Oh, and to the "doctor" in that ad, (And the real one she's based on) I have just two words: Hippocratic Oath. Thankyoudrivethrough.

"But you're in the military! Aren't you worried about the gays there?"

Okay, if things start popping off and I'm in the middle of a firefight, do you think the guys on the other side will grant me a time out so I can switch people out? "Got to stop! He's gay!" I'll be dead before I blink.

In other words: The enemy's not going to give a fuck who they're shooting, so why should I give a fuck who's helping me shoot them?

Now maybe some of you haven't noticed, but the morals of America change. A lot. Let's take way back when the country was first founded. You couldn't vote unless you were a land-owning white man, blacks were considered property, the country barely extended beyond the Appalachians, and we fucking hated the British. It's been 230+ years since then. America is no longer like that. Hell, America's no longer like it was 10 years ago. Eventually, same sex marriage will happen, whether you like it or not. But if you want to stay in the past... fine. I would like to see the future and the whole flying car crap.

GIVEN DATA
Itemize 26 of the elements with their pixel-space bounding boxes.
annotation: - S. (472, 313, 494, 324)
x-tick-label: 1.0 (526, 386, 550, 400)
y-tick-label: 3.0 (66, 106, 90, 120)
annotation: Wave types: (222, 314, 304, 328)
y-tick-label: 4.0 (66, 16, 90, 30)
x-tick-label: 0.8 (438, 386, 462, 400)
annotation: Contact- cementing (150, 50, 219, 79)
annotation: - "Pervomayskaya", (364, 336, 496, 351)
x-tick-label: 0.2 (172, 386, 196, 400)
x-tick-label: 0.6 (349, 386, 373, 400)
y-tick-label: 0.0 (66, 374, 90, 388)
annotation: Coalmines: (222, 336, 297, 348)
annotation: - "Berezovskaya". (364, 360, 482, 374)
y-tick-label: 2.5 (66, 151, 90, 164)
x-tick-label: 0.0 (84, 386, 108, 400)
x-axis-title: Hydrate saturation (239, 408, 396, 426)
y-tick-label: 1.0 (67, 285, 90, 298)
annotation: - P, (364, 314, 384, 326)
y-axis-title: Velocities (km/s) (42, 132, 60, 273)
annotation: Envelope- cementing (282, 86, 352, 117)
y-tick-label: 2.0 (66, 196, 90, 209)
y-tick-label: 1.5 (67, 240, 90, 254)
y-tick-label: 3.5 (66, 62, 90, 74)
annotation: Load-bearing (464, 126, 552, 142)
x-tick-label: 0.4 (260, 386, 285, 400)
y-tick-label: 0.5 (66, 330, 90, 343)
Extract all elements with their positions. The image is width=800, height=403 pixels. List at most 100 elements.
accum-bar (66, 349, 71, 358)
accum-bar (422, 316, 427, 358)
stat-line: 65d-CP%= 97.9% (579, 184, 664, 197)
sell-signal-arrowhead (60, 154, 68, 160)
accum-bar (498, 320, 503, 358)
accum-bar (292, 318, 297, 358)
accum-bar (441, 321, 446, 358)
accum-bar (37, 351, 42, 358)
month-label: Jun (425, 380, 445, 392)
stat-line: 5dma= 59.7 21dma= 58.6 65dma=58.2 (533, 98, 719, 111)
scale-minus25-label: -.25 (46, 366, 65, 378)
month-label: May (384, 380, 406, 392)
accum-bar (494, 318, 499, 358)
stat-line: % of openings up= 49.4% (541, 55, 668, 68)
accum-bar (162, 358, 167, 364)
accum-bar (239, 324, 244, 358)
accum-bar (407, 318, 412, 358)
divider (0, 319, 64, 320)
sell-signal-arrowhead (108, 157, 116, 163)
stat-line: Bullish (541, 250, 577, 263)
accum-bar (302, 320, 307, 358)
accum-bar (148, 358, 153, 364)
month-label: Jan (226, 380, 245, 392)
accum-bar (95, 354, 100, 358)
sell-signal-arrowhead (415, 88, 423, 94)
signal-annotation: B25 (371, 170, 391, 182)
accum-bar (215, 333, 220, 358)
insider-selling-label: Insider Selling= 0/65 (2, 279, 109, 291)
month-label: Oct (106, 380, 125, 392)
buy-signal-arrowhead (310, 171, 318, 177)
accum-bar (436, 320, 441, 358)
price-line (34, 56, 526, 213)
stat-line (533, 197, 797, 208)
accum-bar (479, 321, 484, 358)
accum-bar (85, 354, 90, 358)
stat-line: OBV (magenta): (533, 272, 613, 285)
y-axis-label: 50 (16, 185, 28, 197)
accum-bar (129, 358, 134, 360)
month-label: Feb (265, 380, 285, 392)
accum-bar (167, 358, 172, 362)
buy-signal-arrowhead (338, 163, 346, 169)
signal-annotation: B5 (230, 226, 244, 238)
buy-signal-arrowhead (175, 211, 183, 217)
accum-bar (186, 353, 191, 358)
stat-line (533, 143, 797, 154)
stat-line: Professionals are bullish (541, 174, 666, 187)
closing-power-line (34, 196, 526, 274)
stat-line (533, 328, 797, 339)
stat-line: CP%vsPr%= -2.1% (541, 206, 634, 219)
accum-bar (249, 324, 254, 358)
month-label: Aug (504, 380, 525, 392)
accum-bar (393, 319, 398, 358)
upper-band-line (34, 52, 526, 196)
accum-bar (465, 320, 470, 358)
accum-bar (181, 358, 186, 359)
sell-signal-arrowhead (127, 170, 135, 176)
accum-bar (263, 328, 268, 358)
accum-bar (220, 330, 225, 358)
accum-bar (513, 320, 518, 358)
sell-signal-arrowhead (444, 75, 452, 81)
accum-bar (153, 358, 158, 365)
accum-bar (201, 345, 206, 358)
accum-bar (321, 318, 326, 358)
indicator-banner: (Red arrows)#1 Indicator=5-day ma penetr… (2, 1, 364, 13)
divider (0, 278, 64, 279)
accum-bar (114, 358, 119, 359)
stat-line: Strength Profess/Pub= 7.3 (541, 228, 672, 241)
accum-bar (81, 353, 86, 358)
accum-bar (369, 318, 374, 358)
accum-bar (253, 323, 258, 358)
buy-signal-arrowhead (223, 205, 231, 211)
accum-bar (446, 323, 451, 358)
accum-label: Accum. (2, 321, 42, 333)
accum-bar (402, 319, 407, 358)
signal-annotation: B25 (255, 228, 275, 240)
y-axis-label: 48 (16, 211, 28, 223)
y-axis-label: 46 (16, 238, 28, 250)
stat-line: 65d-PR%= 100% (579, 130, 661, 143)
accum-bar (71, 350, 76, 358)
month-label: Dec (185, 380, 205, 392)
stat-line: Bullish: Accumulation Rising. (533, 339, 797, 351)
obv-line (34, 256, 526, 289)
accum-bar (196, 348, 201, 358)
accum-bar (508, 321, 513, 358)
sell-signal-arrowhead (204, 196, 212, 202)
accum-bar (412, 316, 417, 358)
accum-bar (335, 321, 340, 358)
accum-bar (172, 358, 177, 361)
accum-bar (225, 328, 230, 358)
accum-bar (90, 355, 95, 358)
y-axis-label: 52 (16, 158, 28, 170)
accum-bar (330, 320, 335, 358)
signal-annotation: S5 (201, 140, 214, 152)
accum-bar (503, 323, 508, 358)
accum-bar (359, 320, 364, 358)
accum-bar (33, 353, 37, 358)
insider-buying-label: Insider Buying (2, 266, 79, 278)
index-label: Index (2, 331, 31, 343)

TASK SET
A – Answer these about the excerpt on gays in the military, one line each:
(i) What two words does the writer have for the "doctor" in the ad?
(ii) How many years does the writer say have passed since the country was first founded?
(iii) Besides the future itself, what does the writer say they would like to see?
B – Please print the stretch of the excerpt on gays in the military from "Oh, and to the" through "me shoot them?".

COMPLETED EXERCISE
A –
(i) Hippocratic Oath
(ii) 230+ years
(iii) The whole flying car crap

B –
Oh, and to the "doctor" in that ad, (And the real one she's based on) I have just two words: Hippocratic Oath. Thankyoudrivethrough.

"But you're in the military! Aren't you worried about the gays there?"

Okay, if things start popping off and I'm in the middle of a firefight, do you think the guys on the other side will grant me a time out so I can switch people out? "Got to stop! He's gay!" I'll be dead before I blink.

In other words: The enemy's not going to give a fuck who they're shooting, so why should I give a fuck who's helping me shoot them?